_TASK_
The records below must be output exactly, without pictures.

_RECORDED DATA_
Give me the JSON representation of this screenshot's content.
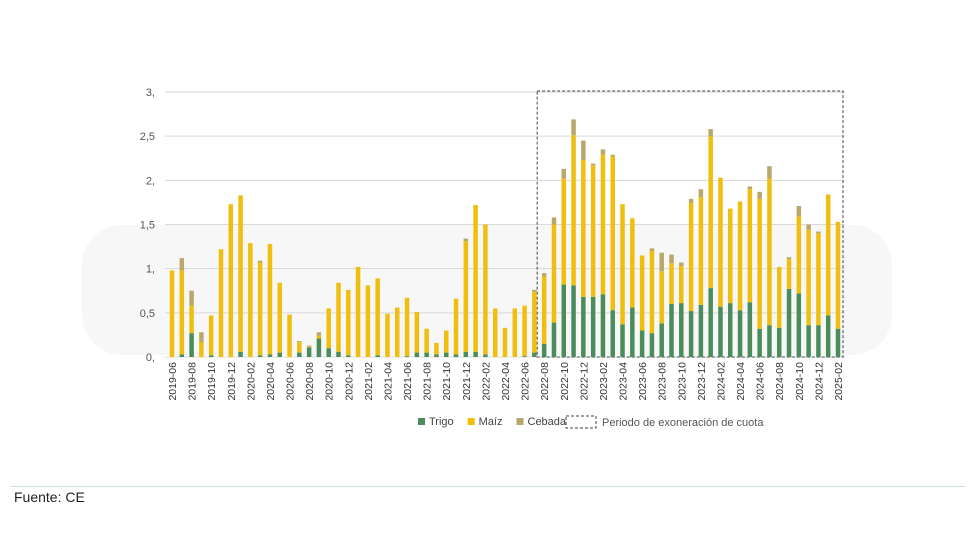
{
  "chart_data": {
    "type": "bar",
    "stacked": true,
    "title": "",
    "xlabel": "",
    "ylabel": "",
    "ylim": [
      0,
      3
    ],
    "yticks": [
      "0,",
      "0,5",
      "1,",
      "1,5",
      "2,",
      "2,5",
      "3,"
    ],
    "grid": true,
    "legend_position": "bottom",
    "categories": [
      "2019-06",
      "2019-07",
      "2019-08",
      "2019-09",
      "2019-10",
      "2019-11",
      "2019-12",
      "2020-01",
      "2020-02",
      "2020-03",
      "2020-04",
      "2020-05",
      "2020-06",
      "2020-07",
      "2020-08",
      "2020-09",
      "2020-10",
      "2020-11",
      "2020-12",
      "2021-01",
      "2021-02",
      "2021-03",
      "2021-04",
      "2021-05",
      "2021-06",
      "2021-07",
      "2021-08",
      "2021-09",
      "2021-10",
      "2021-11",
      "2021-12",
      "2022-01",
      "2022-02",
      "2022-03",
      "2022-04",
      "2022-05",
      "2022-06",
      "2022-07",
      "2022-08",
      "2022-09",
      "2022-10",
      "2022-11",
      "2022-12",
      "2023-01",
      "2023-02",
      "2023-03",
      "2023-04",
      "2023-05",
      "2023-06",
      "2023-07",
      "2023-08",
      "2023-09",
      "2023-10",
      "2023-11",
      "2023-12",
      "2024-01",
      "2024-02",
      "2024-03",
      "2024-04",
      "2024-05",
      "2024-06",
      "2024-07",
      "2024-08",
      "2024-09",
      "2024-10",
      "2024-11",
      "2024-12",
      "2025-01",
      "2025-02"
    ],
    "series": [
      {
        "name": "Trigo",
        "color": "#4a8c5c",
        "values": [
          0,
          0.03,
          0.27,
          0,
          0.02,
          0,
          0,
          0.06,
          0,
          0.02,
          0.03,
          0.05,
          0,
          0.05,
          0.11,
          0.21,
          0.1,
          0.06,
          0.02,
          0,
          0,
          0.02,
          0,
          0,
          0.01,
          0.05,
          0.05,
          0.03,
          0.05,
          0.03,
          0.06,
          0.06,
          0.03,
          0,
          0,
          0,
          0.01,
          0.05,
          0.15,
          0.39,
          0.82,
          0.81,
          0.68,
          0.68,
          0.71,
          0.53,
          0.37,
          0.56,
          0.3,
          0.27,
          0.38,
          0.6,
          0.61,
          0.52,
          0.59,
          0.78,
          0.57,
          0.61,
          0.53,
          0.62,
          0.32,
          0.36,
          0.33,
          0.77,
          0.72,
          0.36,
          0.36,
          0.47,
          0.32
        ]
      },
      {
        "name": "Maíz",
        "color": "#f0be0f",
        "values": [
          0.98,
          0.95,
          0.31,
          0.17,
          0.45,
          1.22,
          1.73,
          1.77,
          1.29,
          1.05,
          1.25,
          0.79,
          0.48,
          0.12,
          0.01,
          0.03,
          0.45,
          0.78,
          0.74,
          1.02,
          0.81,
          0.87,
          0.49,
          0.56,
          0.66,
          0.46,
          0.27,
          0.13,
          0.25,
          0.63,
          1.25,
          1.66,
          1.47,
          0.55,
          0.33,
          0.55,
          0.57,
          0.69,
          0.76,
          1.11,
          1.2,
          1.7,
          1.55,
          1.49,
          1.58,
          1.74,
          1.36,
          1.01,
          0.85,
          0.93,
          0.59,
          0.46,
          0.42,
          1.22,
          1.22,
          1.72,
          1.46,
          1.07,
          1.23,
          1.28,
          1.47,
          1.66,
          0.69,
          0.34,
          0.87,
          1.08,
          1.04,
          1.37,
          1.21
        ]
      },
      {
        "name": "Cebada",
        "color": "#b8a86a",
        "values": [
          0,
          0.14,
          0.17,
          0.11,
          0,
          0,
          0,
          0,
          0,
          0.02,
          0,
          0,
          0,
          0.01,
          0.01,
          0.04,
          0,
          0,
          0,
          0,
          0,
          0,
          0,
          0,
          0,
          0,
          0,
          0,
          0,
          0,
          0.03,
          0,
          0,
          0,
          0,
          0,
          0,
          0.02,
          0.04,
          0.08,
          0.11,
          0.18,
          0.22,
          0.02,
          0.06,
          0.02,
          0,
          0,
          0,
          0.03,
          0.21,
          0.1,
          0.04,
          0.05,
          0.09,
          0.08,
          0,
          0,
          0,
          0.03,
          0.08,
          0.14,
          0,
          0.02,
          0.12,
          0.06,
          0.02,
          0,
          0
        ]
      }
    ],
    "annotation": {
      "label": "Periodo de exoneración de cuota",
      "from": "2022-08",
      "to": "2025-02",
      "style": "dashed box"
    }
  },
  "source": "Fuente: CE"
}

_SOLUTION TO THIS EXERCISE_
Give me the JSON representation of this screenshot's content.
{
  "chart_data": {
    "type": "bar",
    "stacked": true,
    "title": "",
    "xlabel": "",
    "ylabel": "",
    "ylim": [
      0,
      3
    ],
    "yticks": [
      "0,",
      "0,5",
      "1,",
      "1,5",
      "2,",
      "2,5",
      "3,"
    ],
    "grid": true,
    "legend_position": "bottom",
    "categories": [
      "2019-06",
      "2019-07",
      "2019-08",
      "2019-09",
      "2019-10",
      "2019-11",
      "2019-12",
      "2020-01",
      "2020-02",
      "2020-03",
      "2020-04",
      "2020-05",
      "2020-06",
      "2020-07",
      "2020-08",
      "2020-09",
      "2020-10",
      "2020-11",
      "2020-12",
      "2021-01",
      "2021-02",
      "2021-03",
      "2021-04",
      "2021-05",
      "2021-06",
      "2021-07",
      "2021-08",
      "2021-09",
      "2021-10",
      "2021-11",
      "2021-12",
      "2022-01",
      "2022-02",
      "2022-03",
      "2022-04",
      "2022-05",
      "2022-06",
      "2022-07",
      "2022-08",
      "2022-09",
      "2022-10",
      "2022-11",
      "2022-12",
      "2023-01",
      "2023-02",
      "2023-03",
      "2023-04",
      "2023-05",
      "2023-06",
      "2023-07",
      "2023-08",
      "2023-09",
      "2023-10",
      "2023-11",
      "2023-12",
      "2024-01",
      "2024-02",
      "2024-03",
      "2024-04",
      "2024-05",
      "2024-06",
      "2024-07",
      "2024-08",
      "2024-09",
      "2024-10",
      "2024-11",
      "2024-12",
      "2025-01",
      "2025-02"
    ],
    "series": [
      {
        "name": "Trigo",
        "color": "#4a8c5c",
        "values": [
          0,
          0.03,
          0.27,
          0,
          0.02,
          0,
          0,
          0.06,
          0,
          0.02,
          0.03,
          0.05,
          0,
          0.05,
          0.11,
          0.21,
          0.1,
          0.06,
          0.02,
          0,
          0,
          0.02,
          0,
          0,
          0.01,
          0.05,
          0.05,
          0.03,
          0.05,
          0.03,
          0.06,
          0.06,
          0.03,
          0,
          0,
          0,
          0.01,
          0.05,
          0.15,
          0.39,
          0.82,
          0.81,
          0.68,
          0.68,
          0.71,
          0.53,
          0.37,
          0.56,
          0.3,
          0.27,
          0.38,
          0.6,
          0.61,
          0.52,
          0.59,
          0.78,
          0.57,
          0.61,
          0.53,
          0.62,
          0.32,
          0.36,
          0.33,
          0.77,
          0.72,
          0.36,
          0.36,
          0.47,
          0.32
        ]
      },
      {
        "name": "Maíz",
        "color": "#f0be0f",
        "values": [
          0.98,
          0.95,
          0.31,
          0.17,
          0.45,
          1.22,
          1.73,
          1.77,
          1.29,
          1.05,
          1.25,
          0.79,
          0.48,
          0.12,
          0.01,
          0.03,
          0.45,
          0.78,
          0.74,
          1.02,
          0.81,
          0.87,
          0.49,
          0.56,
          0.66,
          0.46,
          0.27,
          0.13,
          0.25,
          0.63,
          1.25,
          1.66,
          1.47,
          0.55,
          0.33,
          0.55,
          0.57,
          0.69,
          0.76,
          1.11,
          1.2,
          1.7,
          1.55,
          1.49,
          1.58,
          1.74,
          1.36,
          1.01,
          0.85,
          0.93,
          0.59,
          0.46,
          0.42,
          1.22,
          1.22,
          1.72,
          1.46,
          1.07,
          1.23,
          1.28,
          1.47,
          1.66,
          0.69,
          0.34,
          0.87,
          1.08,
          1.04,
          1.37,
          1.21
        ]
      },
      {
        "name": "Cebada",
        "color": "#b8a86a",
        "values": [
          0,
          0.14,
          0.17,
          0.11,
          0,
          0,
          0,
          0,
          0,
          0.02,
          0,
          0,
          0,
          0.01,
          0.01,
          0.04,
          0,
          0,
          0,
          0,
          0,
          0,
          0,
          0,
          0,
          0,
          0,
          0,
          0,
          0,
          0.03,
          0,
          0,
          0,
          0,
          0,
          0,
          0.02,
          0.04,
          0.08,
          0.11,
          0.18,
          0.22,
          0.02,
          0.06,
          0.02,
          0,
          0,
          0,
          0.03,
          0.21,
          0.1,
          0.04,
          0.05,
          0.09,
          0.08,
          0,
          0,
          0,
          0.03,
          0.08,
          0.14,
          0,
          0.02,
          0.12,
          0.06,
          0.02,
          0,
          0
        ]
      }
    ],
    "annotation": {
      "label": "Periodo de exoneración de cuota",
      "from": "2022-08",
      "to": "2025-02",
      "style": "dashed box"
    }
  },
  "source": "Fuente: CE"
}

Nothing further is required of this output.